* _CHALLENGE_: Write the listing below out again exactly, dropping the images.
::::::::::
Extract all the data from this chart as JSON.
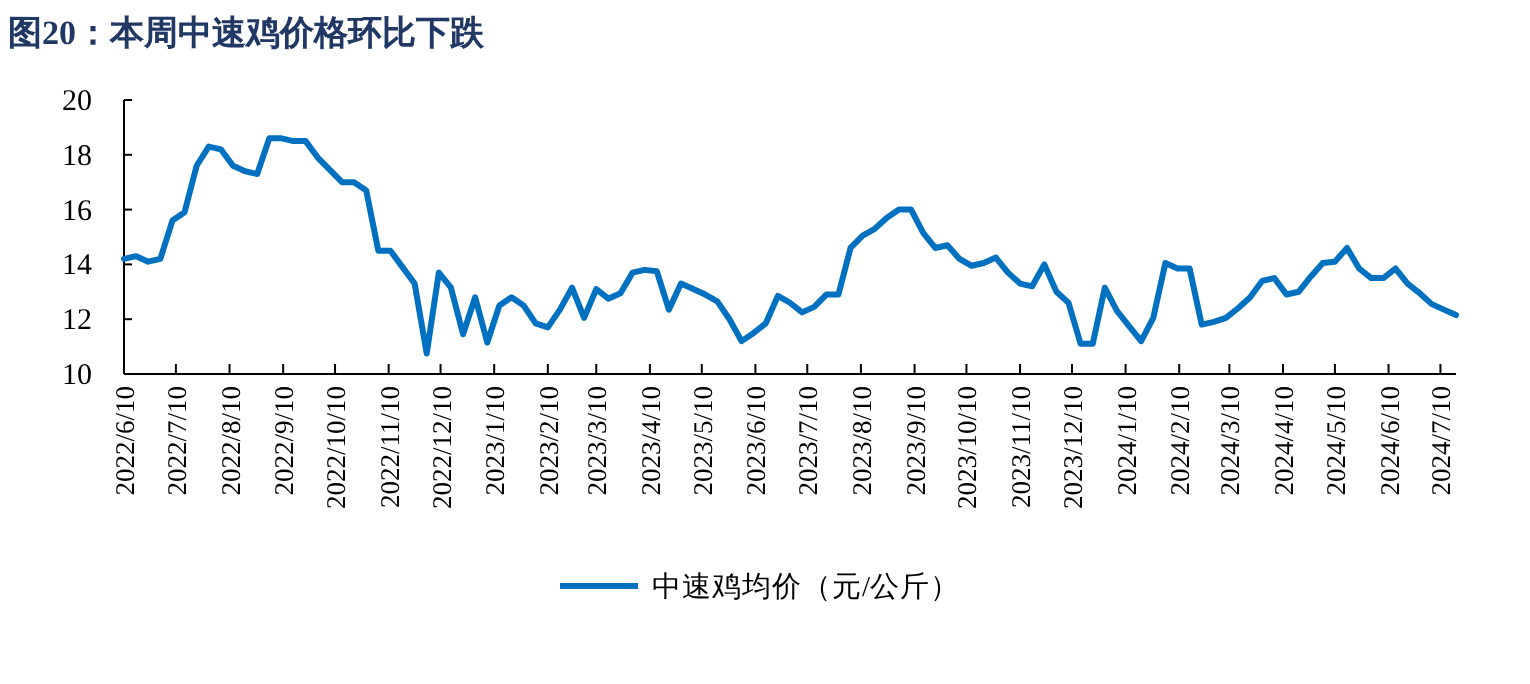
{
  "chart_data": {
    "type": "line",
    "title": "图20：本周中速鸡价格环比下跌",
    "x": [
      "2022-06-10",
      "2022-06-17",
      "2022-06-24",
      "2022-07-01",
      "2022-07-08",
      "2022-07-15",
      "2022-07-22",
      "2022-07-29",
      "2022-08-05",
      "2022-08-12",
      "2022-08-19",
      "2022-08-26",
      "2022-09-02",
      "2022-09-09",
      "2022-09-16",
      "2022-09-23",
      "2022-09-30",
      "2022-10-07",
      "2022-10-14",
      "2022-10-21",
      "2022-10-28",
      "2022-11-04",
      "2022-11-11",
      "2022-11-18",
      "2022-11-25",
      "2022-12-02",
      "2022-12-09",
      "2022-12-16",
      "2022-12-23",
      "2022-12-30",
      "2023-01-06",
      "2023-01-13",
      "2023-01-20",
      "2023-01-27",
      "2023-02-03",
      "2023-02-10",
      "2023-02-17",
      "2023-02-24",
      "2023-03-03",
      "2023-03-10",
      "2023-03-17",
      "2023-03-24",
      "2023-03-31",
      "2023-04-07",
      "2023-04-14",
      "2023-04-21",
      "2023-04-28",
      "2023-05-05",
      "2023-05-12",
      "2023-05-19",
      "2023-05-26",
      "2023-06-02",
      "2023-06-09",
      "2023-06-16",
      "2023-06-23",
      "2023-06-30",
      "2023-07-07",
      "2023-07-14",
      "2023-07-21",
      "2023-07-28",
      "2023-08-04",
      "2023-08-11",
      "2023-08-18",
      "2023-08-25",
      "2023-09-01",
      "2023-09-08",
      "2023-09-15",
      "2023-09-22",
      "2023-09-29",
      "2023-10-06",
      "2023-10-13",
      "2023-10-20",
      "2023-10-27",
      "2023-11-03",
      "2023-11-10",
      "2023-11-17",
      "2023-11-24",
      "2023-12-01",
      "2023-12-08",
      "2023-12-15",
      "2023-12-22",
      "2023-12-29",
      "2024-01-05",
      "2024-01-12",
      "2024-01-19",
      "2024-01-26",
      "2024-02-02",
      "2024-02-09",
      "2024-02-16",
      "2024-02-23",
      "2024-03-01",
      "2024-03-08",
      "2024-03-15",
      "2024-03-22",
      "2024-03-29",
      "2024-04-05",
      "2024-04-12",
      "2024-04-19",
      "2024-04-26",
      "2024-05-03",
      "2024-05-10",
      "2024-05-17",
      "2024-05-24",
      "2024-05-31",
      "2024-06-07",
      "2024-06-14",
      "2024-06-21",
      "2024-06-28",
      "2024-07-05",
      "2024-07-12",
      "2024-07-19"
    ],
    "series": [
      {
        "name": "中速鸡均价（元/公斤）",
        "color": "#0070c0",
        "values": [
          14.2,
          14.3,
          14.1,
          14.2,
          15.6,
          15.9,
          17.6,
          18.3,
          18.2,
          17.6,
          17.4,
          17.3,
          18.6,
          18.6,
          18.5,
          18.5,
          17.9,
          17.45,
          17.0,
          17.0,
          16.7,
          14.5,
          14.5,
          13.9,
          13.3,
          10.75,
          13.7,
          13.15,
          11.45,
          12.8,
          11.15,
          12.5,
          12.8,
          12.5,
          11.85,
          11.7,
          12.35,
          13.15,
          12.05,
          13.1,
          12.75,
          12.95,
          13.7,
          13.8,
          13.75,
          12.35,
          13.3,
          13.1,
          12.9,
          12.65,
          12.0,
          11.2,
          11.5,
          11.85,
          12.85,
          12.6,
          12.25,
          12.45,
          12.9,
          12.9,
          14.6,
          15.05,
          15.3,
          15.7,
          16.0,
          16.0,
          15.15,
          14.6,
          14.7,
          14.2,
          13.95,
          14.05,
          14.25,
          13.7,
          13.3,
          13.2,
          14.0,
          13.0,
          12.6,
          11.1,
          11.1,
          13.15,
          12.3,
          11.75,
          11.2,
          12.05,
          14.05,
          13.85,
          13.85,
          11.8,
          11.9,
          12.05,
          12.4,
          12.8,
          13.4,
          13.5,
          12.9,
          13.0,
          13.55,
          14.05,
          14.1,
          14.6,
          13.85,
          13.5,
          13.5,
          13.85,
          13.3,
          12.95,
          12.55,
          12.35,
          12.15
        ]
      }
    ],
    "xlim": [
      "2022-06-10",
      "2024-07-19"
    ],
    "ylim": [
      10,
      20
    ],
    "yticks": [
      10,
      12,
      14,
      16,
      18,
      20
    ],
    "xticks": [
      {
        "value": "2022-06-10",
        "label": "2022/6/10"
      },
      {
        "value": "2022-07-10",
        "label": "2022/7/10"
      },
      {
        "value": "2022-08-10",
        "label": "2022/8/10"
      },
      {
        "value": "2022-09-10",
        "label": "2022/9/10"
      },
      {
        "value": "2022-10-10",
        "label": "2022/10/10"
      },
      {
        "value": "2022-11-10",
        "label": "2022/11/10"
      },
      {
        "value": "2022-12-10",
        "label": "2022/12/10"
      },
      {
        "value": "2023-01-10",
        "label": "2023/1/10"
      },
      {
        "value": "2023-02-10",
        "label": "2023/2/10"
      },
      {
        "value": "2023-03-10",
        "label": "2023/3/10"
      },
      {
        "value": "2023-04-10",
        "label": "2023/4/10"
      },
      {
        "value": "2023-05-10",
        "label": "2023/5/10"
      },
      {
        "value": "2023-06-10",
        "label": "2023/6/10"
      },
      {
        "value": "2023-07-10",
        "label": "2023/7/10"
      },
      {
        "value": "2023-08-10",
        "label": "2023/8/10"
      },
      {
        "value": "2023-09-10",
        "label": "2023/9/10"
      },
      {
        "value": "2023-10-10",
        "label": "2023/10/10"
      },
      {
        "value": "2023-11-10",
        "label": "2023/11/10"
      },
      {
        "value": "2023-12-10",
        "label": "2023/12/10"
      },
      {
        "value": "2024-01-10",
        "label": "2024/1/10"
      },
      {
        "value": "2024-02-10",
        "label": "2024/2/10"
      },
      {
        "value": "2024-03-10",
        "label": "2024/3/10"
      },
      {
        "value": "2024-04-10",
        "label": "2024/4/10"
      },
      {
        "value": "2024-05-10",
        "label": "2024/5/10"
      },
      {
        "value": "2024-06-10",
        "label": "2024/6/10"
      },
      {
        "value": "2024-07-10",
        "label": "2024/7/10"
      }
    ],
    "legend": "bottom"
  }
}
::::::::::
* _RESULT OF THIS TASK_:
Extract all the data from this chart as JSON.
{
  "chart_data": {
    "type": "line",
    "title": "图20：本周中速鸡价格环比下跌",
    "x": [
      "2022-06-10",
      "2022-06-17",
      "2022-06-24",
      "2022-07-01",
      "2022-07-08",
      "2022-07-15",
      "2022-07-22",
      "2022-07-29",
      "2022-08-05",
      "2022-08-12",
      "2022-08-19",
      "2022-08-26",
      "2022-09-02",
      "2022-09-09",
      "2022-09-16",
      "2022-09-23",
      "2022-09-30",
      "2022-10-07",
      "2022-10-14",
      "2022-10-21",
      "2022-10-28",
      "2022-11-04",
      "2022-11-11",
      "2022-11-18",
      "2022-11-25",
      "2022-12-02",
      "2022-12-09",
      "2022-12-16",
      "2022-12-23",
      "2022-12-30",
      "2023-01-06",
      "2023-01-13",
      "2023-01-20",
      "2023-01-27",
      "2023-02-03",
      "2023-02-10",
      "2023-02-17",
      "2023-02-24",
      "2023-03-03",
      "2023-03-10",
      "2023-03-17",
      "2023-03-24",
      "2023-03-31",
      "2023-04-07",
      "2023-04-14",
      "2023-04-21",
      "2023-04-28",
      "2023-05-05",
      "2023-05-12",
      "2023-05-19",
      "2023-05-26",
      "2023-06-02",
      "2023-06-09",
      "2023-06-16",
      "2023-06-23",
      "2023-06-30",
      "2023-07-07",
      "2023-07-14",
      "2023-07-21",
      "2023-07-28",
      "2023-08-04",
      "2023-08-11",
      "2023-08-18",
      "2023-08-25",
      "2023-09-01",
      "2023-09-08",
      "2023-09-15",
      "2023-09-22",
      "2023-09-29",
      "2023-10-06",
      "2023-10-13",
      "2023-10-20",
      "2023-10-27",
      "2023-11-03",
      "2023-11-10",
      "2023-11-17",
      "2023-11-24",
      "2023-12-01",
      "2023-12-08",
      "2023-12-15",
      "2023-12-22",
      "2023-12-29",
      "2024-01-05",
      "2024-01-12",
      "2024-01-19",
      "2024-01-26",
      "2024-02-02",
      "2024-02-09",
      "2024-02-16",
      "2024-02-23",
      "2024-03-01",
      "2024-03-08",
      "2024-03-15",
      "2024-03-22",
      "2024-03-29",
      "2024-04-05",
      "2024-04-12",
      "2024-04-19",
      "2024-04-26",
      "2024-05-03",
      "2024-05-10",
      "2024-05-17",
      "2024-05-24",
      "2024-05-31",
      "2024-06-07",
      "2024-06-14",
      "2024-06-21",
      "2024-06-28",
      "2024-07-05",
      "2024-07-12",
      "2024-07-19"
    ],
    "series": [
      {
        "name": "中速鸡均价（元/公斤）",
        "color": "#0070c0",
        "values": [
          14.2,
          14.3,
          14.1,
          14.2,
          15.6,
          15.9,
          17.6,
          18.3,
          18.2,
          17.6,
          17.4,
          17.3,
          18.6,
          18.6,
          18.5,
          18.5,
          17.9,
          17.45,
          17.0,
          17.0,
          16.7,
          14.5,
          14.5,
          13.9,
          13.3,
          10.75,
          13.7,
          13.15,
          11.45,
          12.8,
          11.15,
          12.5,
          12.8,
          12.5,
          11.85,
          11.7,
          12.35,
          13.15,
          12.05,
          13.1,
          12.75,
          12.95,
          13.7,
          13.8,
          13.75,
          12.35,
          13.3,
          13.1,
          12.9,
          12.65,
          12.0,
          11.2,
          11.5,
          11.85,
          12.85,
          12.6,
          12.25,
          12.45,
          12.9,
          12.9,
          14.6,
          15.05,
          15.3,
          15.7,
          16.0,
          16.0,
          15.15,
          14.6,
          14.7,
          14.2,
          13.95,
          14.05,
          14.25,
          13.7,
          13.3,
          13.2,
          14.0,
          13.0,
          12.6,
          11.1,
          11.1,
          13.15,
          12.3,
          11.75,
          11.2,
          12.05,
          14.05,
          13.85,
          13.85,
          11.8,
          11.9,
          12.05,
          12.4,
          12.8,
          13.4,
          13.5,
          12.9,
          13.0,
          13.55,
          14.05,
          14.1,
          14.6,
          13.85,
          13.5,
          13.5,
          13.85,
          13.3,
          12.95,
          12.55,
          12.35,
          12.15
        ]
      }
    ],
    "xlim": [
      "2022-06-10",
      "2024-07-19"
    ],
    "ylim": [
      10,
      20
    ],
    "yticks": [
      10,
      12,
      14,
      16,
      18,
      20
    ],
    "xticks": [
      {
        "value": "2022-06-10",
        "label": "2022/6/10"
      },
      {
        "value": "2022-07-10",
        "label": "2022/7/10"
      },
      {
        "value": "2022-08-10",
        "label": "2022/8/10"
      },
      {
        "value": "2022-09-10",
        "label": "2022/9/10"
      },
      {
        "value": "2022-10-10",
        "label": "2022/10/10"
      },
      {
        "value": "2022-11-10",
        "label": "2022/11/10"
      },
      {
        "value": "2022-12-10",
        "label": "2022/12/10"
      },
      {
        "value": "2023-01-10",
        "label": "2023/1/10"
      },
      {
        "value": "2023-02-10",
        "label": "2023/2/10"
      },
      {
        "value": "2023-03-10",
        "label": "2023/3/10"
      },
      {
        "value": "2023-04-10",
        "label": "2023/4/10"
      },
      {
        "value": "2023-05-10",
        "label": "2023/5/10"
      },
      {
        "value": "2023-06-10",
        "label": "2023/6/10"
      },
      {
        "value": "2023-07-10",
        "label": "2023/7/10"
      },
      {
        "value": "2023-08-10",
        "label": "2023/8/10"
      },
      {
        "value": "2023-09-10",
        "label": "2023/9/10"
      },
      {
        "value": "2023-10-10",
        "label": "2023/10/10"
      },
      {
        "value": "2023-11-10",
        "label": "2023/11/10"
      },
      {
        "value": "2023-12-10",
        "label": "2023/12/10"
      },
      {
        "value": "2024-01-10",
        "label": "2024/1/10"
      },
      {
        "value": "2024-02-10",
        "label": "2024/2/10"
      },
      {
        "value": "2024-03-10",
        "label": "2024/3/10"
      },
      {
        "value": "2024-04-10",
        "label": "2024/4/10"
      },
      {
        "value": "2024-05-10",
        "label": "2024/5/10"
      },
      {
        "value": "2024-06-10",
        "label": "2024/6/10"
      },
      {
        "value": "2024-07-10",
        "label": "2024/7/10"
      }
    ],
    "legend": "bottom"
  }
}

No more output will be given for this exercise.